======== Given passage ========

Age 5 to 11

Article by The NRICH Primary Team

Published 2014 Revised 2021

Reasoning: the Journey from Novice to Expert (Article)

This article forms part of our Reasoning Feature, and complements the article Reasoning: Identifying Opportunities.

Developing reasoning skills with young learners is a complex business. They need to learn to become systematic thinkers and also acquire the ability to articulate such thinking in a clear, succinct and logical manner. In many classrooms more progress is being made with developing the systematic thinking than with the elegant communication. There needs to be equal emphasis on both these aspects of reasoning and in both we need to consider progression. What would we expect from a novice reasoner as opposed to an expert reasoner? How can we help young learners to progress to expert level?

Progression in reasoning
At NRICH we see a five-step progression in reasoning: a spectrum that shows us whether children are moving on in their reasoning from novice to expert. Children are unlikely to move fluidly from one step to the other, rather flow up and down the spectrum settling on a particular step that best describes their reasoning skills at any one time.

======== Provided data ========

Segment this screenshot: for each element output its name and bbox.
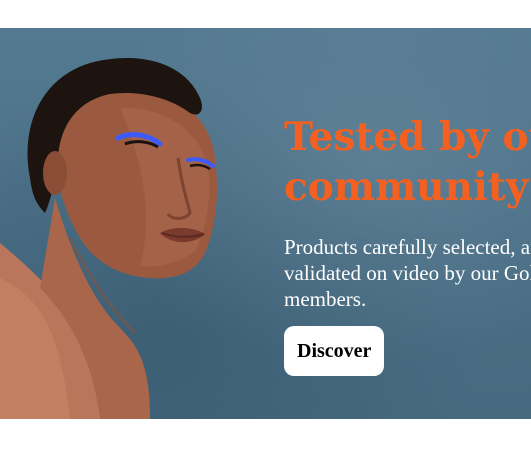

========

Your instructions: Reproduce word for word the stretch of the reasoning article above from "Age 5 to 11" through "to expert level?".

Result of this task:
Age 5 to 11

Article by The NRICH Primary Team

Published 2014 Revised 2021

Reasoning: the Journey from Novice to Expert (Article)

This article forms part of our Reasoning Feature, and complements the article Reasoning: Identifying Opportunities.

Developing reasoning skills with young learners is a complex business. They need to learn to become systematic thinkers and also acquire the ability to articulate such thinking in a clear, succinct and logical manner. In many classrooms more progress is being made with developing the systematic thinking than with the elegant communication. There needs to be equal emphasis on both these aspects of reasoning and in both we need to consider progression. What would we expect from a novice reasoner as opposed to an expert reasoner? How can we help young learners to progress to expert level?